== DATA FOR PROCESSING ==

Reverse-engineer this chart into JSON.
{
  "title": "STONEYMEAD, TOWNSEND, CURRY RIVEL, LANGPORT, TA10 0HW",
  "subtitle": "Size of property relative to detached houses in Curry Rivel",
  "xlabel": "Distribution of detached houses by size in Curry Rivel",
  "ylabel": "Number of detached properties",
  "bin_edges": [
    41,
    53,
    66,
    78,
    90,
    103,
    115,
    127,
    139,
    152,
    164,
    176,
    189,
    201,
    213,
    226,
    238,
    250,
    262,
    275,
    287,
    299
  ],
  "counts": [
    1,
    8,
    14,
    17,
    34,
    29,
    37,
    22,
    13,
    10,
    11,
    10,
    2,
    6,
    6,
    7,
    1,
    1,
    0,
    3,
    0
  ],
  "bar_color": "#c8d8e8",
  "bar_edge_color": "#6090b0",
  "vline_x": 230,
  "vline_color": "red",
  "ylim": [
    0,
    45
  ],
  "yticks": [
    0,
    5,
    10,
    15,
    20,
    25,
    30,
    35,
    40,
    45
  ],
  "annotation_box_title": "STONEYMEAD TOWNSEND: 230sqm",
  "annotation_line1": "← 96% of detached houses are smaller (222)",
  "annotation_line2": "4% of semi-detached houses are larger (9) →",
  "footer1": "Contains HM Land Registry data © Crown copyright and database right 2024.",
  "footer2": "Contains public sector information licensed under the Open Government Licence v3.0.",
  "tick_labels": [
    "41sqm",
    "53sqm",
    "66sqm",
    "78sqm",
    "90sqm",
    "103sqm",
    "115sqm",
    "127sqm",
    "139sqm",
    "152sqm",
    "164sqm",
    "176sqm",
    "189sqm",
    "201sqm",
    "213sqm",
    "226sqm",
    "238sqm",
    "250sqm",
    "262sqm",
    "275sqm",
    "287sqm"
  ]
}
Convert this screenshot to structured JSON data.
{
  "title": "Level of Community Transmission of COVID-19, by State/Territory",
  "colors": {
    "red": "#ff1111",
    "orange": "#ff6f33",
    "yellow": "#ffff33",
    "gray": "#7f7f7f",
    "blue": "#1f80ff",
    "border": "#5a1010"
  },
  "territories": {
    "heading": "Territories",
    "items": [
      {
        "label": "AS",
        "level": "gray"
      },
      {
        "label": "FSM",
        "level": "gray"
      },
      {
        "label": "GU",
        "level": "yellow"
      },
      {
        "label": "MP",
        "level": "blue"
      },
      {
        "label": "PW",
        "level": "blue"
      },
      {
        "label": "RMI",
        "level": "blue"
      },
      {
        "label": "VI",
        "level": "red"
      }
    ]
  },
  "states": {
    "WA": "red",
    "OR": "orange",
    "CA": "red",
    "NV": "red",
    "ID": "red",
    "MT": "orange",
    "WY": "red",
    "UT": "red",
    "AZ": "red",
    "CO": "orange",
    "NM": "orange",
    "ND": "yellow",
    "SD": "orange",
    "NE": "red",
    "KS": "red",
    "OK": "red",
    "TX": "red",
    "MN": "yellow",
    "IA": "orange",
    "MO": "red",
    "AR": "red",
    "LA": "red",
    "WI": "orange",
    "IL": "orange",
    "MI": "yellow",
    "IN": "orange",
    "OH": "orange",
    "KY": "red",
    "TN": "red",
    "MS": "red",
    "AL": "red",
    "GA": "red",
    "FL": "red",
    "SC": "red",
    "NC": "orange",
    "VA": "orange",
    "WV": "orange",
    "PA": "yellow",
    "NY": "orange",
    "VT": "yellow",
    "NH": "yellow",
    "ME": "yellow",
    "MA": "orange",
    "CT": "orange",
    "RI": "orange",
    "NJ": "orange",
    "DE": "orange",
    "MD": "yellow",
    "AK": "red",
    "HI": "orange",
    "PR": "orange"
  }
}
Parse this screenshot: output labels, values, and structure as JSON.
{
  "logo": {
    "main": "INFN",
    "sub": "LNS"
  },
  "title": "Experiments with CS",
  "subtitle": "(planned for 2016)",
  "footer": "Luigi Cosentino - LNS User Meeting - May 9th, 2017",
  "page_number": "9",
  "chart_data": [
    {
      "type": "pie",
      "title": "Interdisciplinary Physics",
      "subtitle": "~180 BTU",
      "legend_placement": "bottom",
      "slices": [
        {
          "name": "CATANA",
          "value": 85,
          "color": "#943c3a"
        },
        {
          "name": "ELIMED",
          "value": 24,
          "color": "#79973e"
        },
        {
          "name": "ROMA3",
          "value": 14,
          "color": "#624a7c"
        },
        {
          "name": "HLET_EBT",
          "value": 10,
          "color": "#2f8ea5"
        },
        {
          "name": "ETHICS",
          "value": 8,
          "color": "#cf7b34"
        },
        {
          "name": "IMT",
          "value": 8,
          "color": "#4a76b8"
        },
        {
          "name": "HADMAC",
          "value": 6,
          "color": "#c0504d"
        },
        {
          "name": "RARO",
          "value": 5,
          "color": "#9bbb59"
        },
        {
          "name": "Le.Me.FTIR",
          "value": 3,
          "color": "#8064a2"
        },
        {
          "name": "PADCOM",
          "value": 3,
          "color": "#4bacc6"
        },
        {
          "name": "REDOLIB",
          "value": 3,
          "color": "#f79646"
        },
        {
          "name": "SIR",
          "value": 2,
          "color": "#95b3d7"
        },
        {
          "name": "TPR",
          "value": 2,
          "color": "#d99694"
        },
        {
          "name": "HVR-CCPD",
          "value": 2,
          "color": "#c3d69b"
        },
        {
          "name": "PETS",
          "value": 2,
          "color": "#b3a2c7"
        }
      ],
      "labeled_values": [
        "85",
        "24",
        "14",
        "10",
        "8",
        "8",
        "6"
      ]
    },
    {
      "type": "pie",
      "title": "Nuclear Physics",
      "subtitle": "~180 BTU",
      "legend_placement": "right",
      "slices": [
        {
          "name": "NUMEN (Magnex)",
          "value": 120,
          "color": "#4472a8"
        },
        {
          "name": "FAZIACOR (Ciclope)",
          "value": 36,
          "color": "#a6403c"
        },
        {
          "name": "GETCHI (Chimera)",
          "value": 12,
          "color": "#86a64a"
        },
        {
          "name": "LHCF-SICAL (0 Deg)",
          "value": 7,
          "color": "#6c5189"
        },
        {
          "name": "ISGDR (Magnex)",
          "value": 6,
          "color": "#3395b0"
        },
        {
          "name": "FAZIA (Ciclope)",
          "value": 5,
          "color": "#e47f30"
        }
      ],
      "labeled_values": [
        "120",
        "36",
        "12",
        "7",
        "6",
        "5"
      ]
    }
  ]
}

== YOUR TASK ==
Repeat back the data above, exact to the last character.

== RESULT ==
Reverse-engineer this chart into JSON.
{
  "title": "STONEYMEAD, TOWNSEND, CURRY RIVEL, LANGPORT, TA10 0HW",
  "subtitle": "Size of property relative to detached houses in Curry Rivel",
  "xlabel": "Distribution of detached houses by size in Curry Rivel",
  "ylabel": "Number of detached properties",
  "bin_edges": [
    41,
    53,
    66,
    78,
    90,
    103,
    115,
    127,
    139,
    152,
    164,
    176,
    189,
    201,
    213,
    226,
    238,
    250,
    262,
    275,
    287,
    299
  ],
  "counts": [
    1,
    8,
    14,
    17,
    34,
    29,
    37,
    22,
    13,
    10,
    11,
    10,
    2,
    6,
    6,
    7,
    1,
    1,
    0,
    3,
    0
  ],
  "bar_color": "#c8d8e8",
  "bar_edge_color": "#6090b0",
  "vline_x": 230,
  "vline_color": "red",
  "ylim": [
    0,
    45
  ],
  "yticks": [
    0,
    5,
    10,
    15,
    20,
    25,
    30,
    35,
    40,
    45
  ],
  "annotation_box_title": "STONEYMEAD TOWNSEND: 230sqm",
  "annotation_line1": "← 96% of detached houses are smaller (222)",
  "annotation_line2": "4% of semi-detached houses are larger (9) →",
  "footer1": "Contains HM Land Registry data © Crown copyright and database right 2024.",
  "footer2": "Contains public sector information licensed under the Open Government Licence v3.0.",
  "tick_labels": [
    "41sqm",
    "53sqm",
    "66sqm",
    "78sqm",
    "90sqm",
    "103sqm",
    "115sqm",
    "127sqm",
    "139sqm",
    "152sqm",
    "164sqm",
    "176sqm",
    "189sqm",
    "201sqm",
    "213sqm",
    "226sqm",
    "238sqm",
    "250sqm",
    "262sqm",
    "275sqm",
    "287sqm"
  ]
}
Convert this screenshot to structured JSON data.
{
  "title": "Level of Community Transmission of COVID-19, by State/Territory",
  "colors": {
    "red": "#ff1111",
    "orange": "#ff6f33",
    "yellow": "#ffff33",
    "gray": "#7f7f7f",
    "blue": "#1f80ff",
    "border": "#5a1010"
  },
  "territories": {
    "heading": "Territories",
    "items": [
      {
        "label": "AS",
        "level": "gray"
      },
      {
        "label": "FSM",
        "level": "gray"
      },
      {
        "label": "GU",
        "level": "yellow"
      },
      {
        "label": "MP",
        "level": "blue"
      },
      {
        "label": "PW",
        "level": "blue"
      },
      {
        "label": "RMI",
        "level": "blue"
      },
      {
        "label": "VI",
        "level": "red"
      }
    ]
  },
  "states": {
    "WA": "red",
    "OR": "orange",
    "CA": "red",
    "NV": "red",
    "ID": "red",
    "MT": "orange",
    "WY": "red",
    "UT": "red",
    "AZ": "red",
    "CO": "orange",
    "NM": "orange",
    "ND": "yellow",
    "SD": "orange",
    "NE": "red",
    "KS": "red",
    "OK": "red",
    "TX": "red",
    "MN": "yellow",
    "IA": "orange",
    "MO": "red",
    "AR": "red",
    "LA": "red",
    "WI": "orange",
    "IL": "orange",
    "MI": "yellow",
    "IN": "orange",
    "OH": "orange",
    "KY": "red",
    "TN": "red",
    "MS": "red",
    "AL": "red",
    "GA": "red",
    "FL": "red",
    "SC": "red",
    "NC": "orange",
    "VA": "orange",
    "WV": "orange",
    "PA": "yellow",
    "NY": "orange",
    "VT": "yellow",
    "NH": "yellow",
    "ME": "yellow",
    "MA": "orange",
    "CT": "orange",
    "RI": "orange",
    "NJ": "orange",
    "DE": "orange",
    "MD": "yellow",
    "AK": "red",
    "HI": "orange",
    "PR": "orange"
  }
}
Parse this screenshot: output labels, values, and structure as JSON.
{
  "logo": {
    "main": "INFN",
    "sub": "LNS"
  },
  "title": "Experiments with CS",
  "subtitle": "(planned for 2016)",
  "footer": "Luigi Cosentino - LNS User Meeting - May 9th, 2017",
  "page_number": "9",
  "chart_data": [
    {
      "type": "pie",
      "title": "Interdisciplinary Physics",
      "subtitle": "~180 BTU",
      "legend_placement": "bottom",
      "slices": [
        {
          "name": "CATANA",
          "value": 85,
          "color": "#943c3a"
        },
        {
          "name": "ELIMED",
          "value": 24,
          "color": "#79973e"
        },
        {
          "name": "ROMA3",
          "value": 14,
          "color": "#624a7c"
        },
        {
          "name": "HLET_EBT",
          "value": 10,
          "color": "#2f8ea5"
        },
        {
          "name": "ETHICS",
          "value": 8,
          "color": "#cf7b34"
        },
        {
          "name": "IMT",
          "value": 8,
          "color": "#4a76b8"
        },
        {
          "name": "HADMAC",
          "value": 6,
          "color": "#c0504d"
        },
        {
          "name": "RARO",
          "value": 5,
          "color": "#9bbb59"
        },
        {
          "name": "Le.Me.FTIR",
          "value": 3,
          "color": "#8064a2"
        },
        {
          "name": "PADCOM",
          "value": 3,
          "color": "#4bacc6"
        },
        {
          "name": "REDOLIB",
          "value": 3,
          "color": "#f79646"
        },
        {
          "name": "SIR",
          "value": 2,
          "color": "#95b3d7"
        },
        {
          "name": "TPR",
          "value": 2,
          "color": "#d99694"
        },
        {
          "name": "HVR-CCPD",
          "value": 2,
          "color": "#c3d69b"
        },
        {
          "name": "PETS",
          "value": 2,
          "color": "#b3a2c7"
        }
      ],
      "labeled_values": [
        "85",
        "24",
        "14",
        "10",
        "8",
        "8",
        "6"
      ]
    },
    {
      "type": "pie",
      "title": "Nuclear Physics",
      "subtitle": "~180 BTU",
      "legend_placement": "right",
      "slices": [
        {
          "name": "NUMEN (Magnex)",
          "value": 120,
          "color": "#4472a8"
        },
        {
          "name": "FAZIACOR (Ciclope)",
          "value": 36,
          "color": "#a6403c"
        },
        {
          "name": "GETCHI (Chimera)",
          "value": 12,
          "color": "#86a64a"
        },
        {
          "name": "LHCF-SICAL (0 Deg)",
          "value": 7,
          "color": "#6c5189"
        },
        {
          "name": "ISGDR (Magnex)",
          "value": 6,
          "color": "#3395b0"
        },
        {
          "name": "FAZIA (Ciclope)",
          "value": 5,
          "color": "#e47f30"
        }
      ],
      "labeled_values": [
        "120",
        "36",
        "12",
        "7",
        "6",
        "5"
      ]
    }
  ]
}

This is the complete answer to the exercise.